■ **What you are asked to do**
Go through the records and show each line where the word "JSON" occurs.

[Extracted data entries]
Begin

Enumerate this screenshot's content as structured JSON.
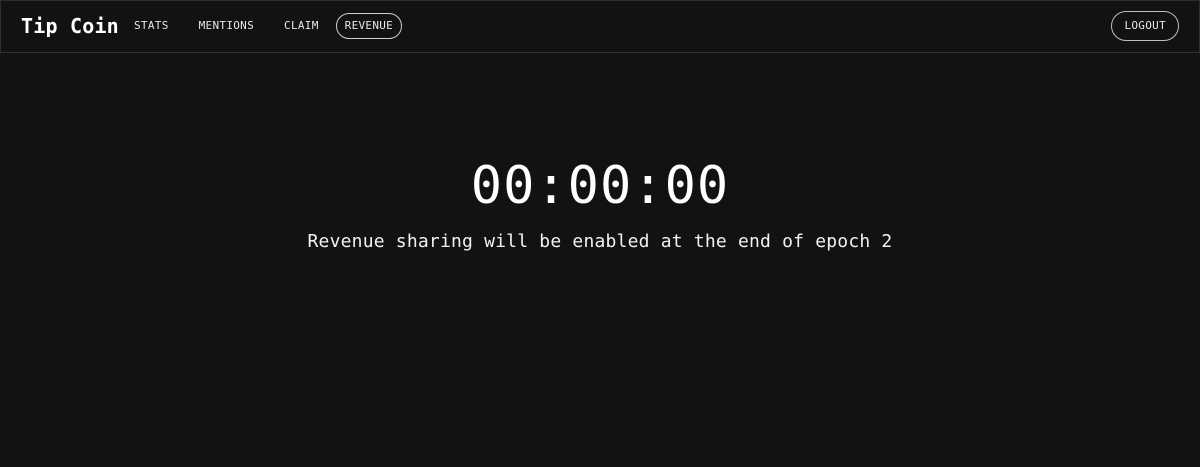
{
  "header": {
    "brand": "Tip Coin",
    "nav": [
      {
        "label": "STATS"
      },
      {
        "label": "MENTIONS"
      },
      {
        "label": "CLAIM"
      },
      {
        "label": "REVENUE",
        "active": true
      }
    ],
    "logout_label": "LOGOUT"
  },
  "main": {
    "countdown": "00:00:00",
    "message": "Revenue sharing will be enabled at the end of epoch 2"
  },
  "colors": {
    "background": "#121212",
    "text": "#ffffff",
    "border": "#2e2e2e"
  }
}
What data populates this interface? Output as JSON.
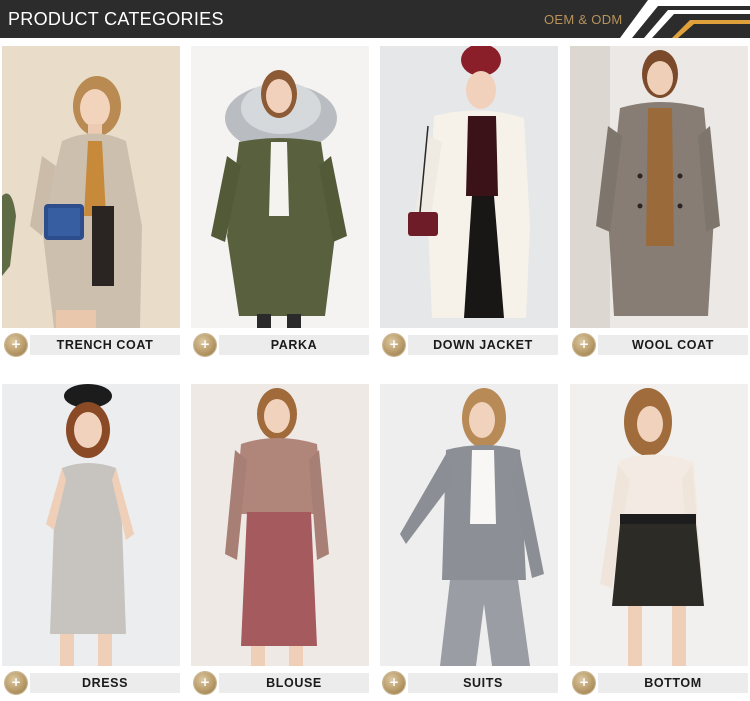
{
  "header": {
    "title": "PRODUCT CATEGORIES",
    "subtitle": "OEM & ODM",
    "background": "#2c2c2c",
    "accent": "#b8935a"
  },
  "badge_symbol": "+",
  "categories": [
    {
      "label": "TRENCH COAT",
      "image": "woman-trench-coat-photo"
    },
    {
      "label": "PARKA",
      "image": "woman-parka-photo"
    },
    {
      "label": "DOWN JACKET",
      "image": "woman-down-jacket-photo"
    },
    {
      "label": "WOOL COAT",
      "image": "woman-wool-coat-photo"
    },
    {
      "label": "DRESS",
      "image": "woman-dress-photo"
    },
    {
      "label": "BLOUSE",
      "image": "woman-blouse-photo"
    },
    {
      "label": "SUITS",
      "image": "woman-suit-photo"
    },
    {
      "label": "BOTTOM",
      "image": "woman-skirt-photo"
    }
  ]
}
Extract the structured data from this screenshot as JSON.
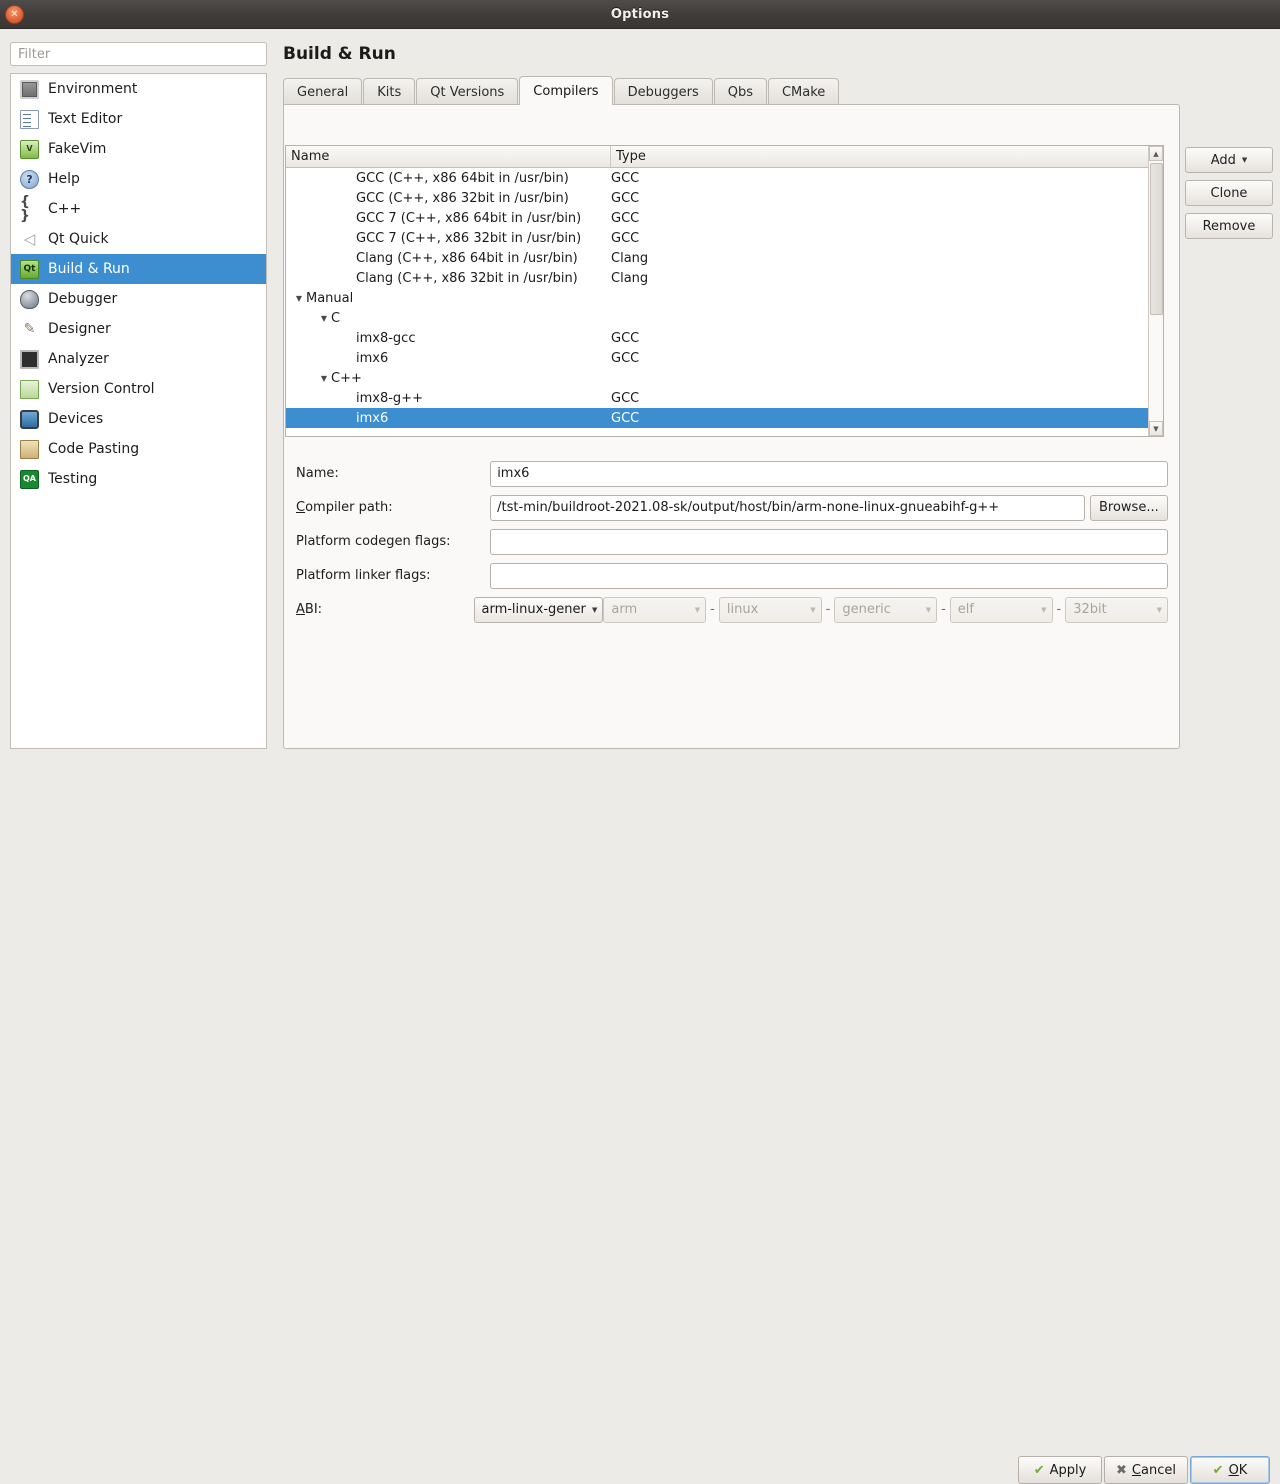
{
  "window": {
    "title": "Options",
    "close_icon": "close-icon"
  },
  "sidebar": {
    "filter_placeholder": "Filter",
    "items": [
      {
        "label": "Environment",
        "icon": "monitor-icon"
      },
      {
        "label": "Text Editor",
        "icon": "document-text-icon"
      },
      {
        "label": "FakeVim",
        "icon": "fakevim-icon"
      },
      {
        "label": "Help",
        "icon": "question-mark-icon"
      },
      {
        "label": "C++",
        "icon": "braces-icon"
      },
      {
        "label": "Qt Quick",
        "icon": "paper-plane-icon"
      },
      {
        "label": "Build & Run",
        "icon": "qt-hammer-icon",
        "selected": true
      },
      {
        "label": "Debugger",
        "icon": "bug-icon"
      },
      {
        "label": "Designer",
        "icon": "paintbrush-icon"
      },
      {
        "label": "Analyzer",
        "icon": "chart-screen-icon"
      },
      {
        "label": "Version Control",
        "icon": "copy-pages-icon"
      },
      {
        "label": "Devices",
        "icon": "phone-icon"
      },
      {
        "label": "Code Pasting",
        "icon": "clipboard-globe-icon"
      },
      {
        "label": "Testing",
        "icon": "qa-badge-icon"
      }
    ]
  },
  "page": {
    "title": "Build & Run",
    "tabs": [
      {
        "label": "General",
        "active": false
      },
      {
        "label": "Kits",
        "active": false
      },
      {
        "label": "Qt Versions",
        "active": false
      },
      {
        "label": "Compilers",
        "active": true
      },
      {
        "label": "Debuggers",
        "active": false
      },
      {
        "label": "Qbs",
        "active": false
      },
      {
        "label": "CMake",
        "active": false
      }
    ]
  },
  "compiler_tree": {
    "columns": [
      "Name",
      "Type"
    ],
    "rows": [
      {
        "name": "GCC (C++, x86 64bit in /usr/bin)",
        "type": "GCC",
        "indent": 2,
        "twisty": "",
        "selected": false
      },
      {
        "name": "GCC (C++, x86 32bit in /usr/bin)",
        "type": "GCC",
        "indent": 2,
        "twisty": "",
        "selected": false
      },
      {
        "name": "GCC 7 (C++, x86 64bit in /usr/bin)",
        "type": "GCC",
        "indent": 2,
        "twisty": "",
        "selected": false
      },
      {
        "name": "GCC 7 (C++, x86 32bit in /usr/bin)",
        "type": "GCC",
        "indent": 2,
        "twisty": "",
        "selected": false
      },
      {
        "name": "Clang (C++, x86 64bit in /usr/bin)",
        "type": "Clang",
        "indent": 2,
        "twisty": "",
        "selected": false
      },
      {
        "name": "Clang (C++, x86 32bit in /usr/bin)",
        "type": "Clang",
        "indent": 2,
        "twisty": "",
        "selected": false
      },
      {
        "name": "Manual",
        "type": "",
        "indent": 0,
        "twisty": "▼",
        "selected": false
      },
      {
        "name": "C",
        "type": "",
        "indent": 1,
        "twisty": "▼",
        "selected": false
      },
      {
        "name": "imx8-gcc",
        "type": "GCC",
        "indent": 2,
        "twisty": "",
        "selected": false
      },
      {
        "name": "imx6",
        "type": "GCC",
        "indent": 2,
        "twisty": "",
        "selected": false
      },
      {
        "name": "C++",
        "type": "",
        "indent": 1,
        "twisty": "▼",
        "selected": false
      },
      {
        "name": "imx8-g++",
        "type": "GCC",
        "indent": 2,
        "twisty": "",
        "selected": false
      },
      {
        "name": "imx6",
        "type": "GCC",
        "indent": 2,
        "twisty": "",
        "selected": true
      }
    ]
  },
  "side_buttons": {
    "add": "Add",
    "add_caret": "▼",
    "clone": "Clone",
    "remove": "Remove"
  },
  "form": {
    "name_label": "Name:",
    "name_value": "imx6",
    "path_label": "Compiler path:",
    "path_value": "/tst-min/buildroot-2021.08-sk/output/host/bin/arm-none-linux-gnueabihf-g++",
    "browse_label": "Browse...",
    "codegen_label": "Platform codegen flags:",
    "codegen_value": "",
    "linker_label": "Platform linker flags:",
    "linker_value": "",
    "abi_label": "ABI:",
    "abi_main": "arm-linux-gener",
    "abi_arch": "arm",
    "abi_os": "linux",
    "abi_osflavor": "generic",
    "abi_binaryformat": "elf",
    "abi_wordwidth": "32bit",
    "separator": "-",
    "combo_arrow": "▼"
  },
  "dialog_buttons": {
    "apply": "Apply",
    "cancel": "Cancel",
    "ok": "OK",
    "check_glyph": "✔",
    "x_glyph": "✖"
  },
  "colors": {
    "selection_blue": "#3c8ed0",
    "dialog_bg": "#edebe7",
    "panel_bg": "#fbf9f7",
    "titlebar": "#413d3a",
    "close_orange": "#e0653a"
  }
}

End

■ **Finished task**
Enumerate this screenshot's content as structured JSON.
What data populates this interface? Output as JSON.
Extract the structured data from this screenshot as JSON.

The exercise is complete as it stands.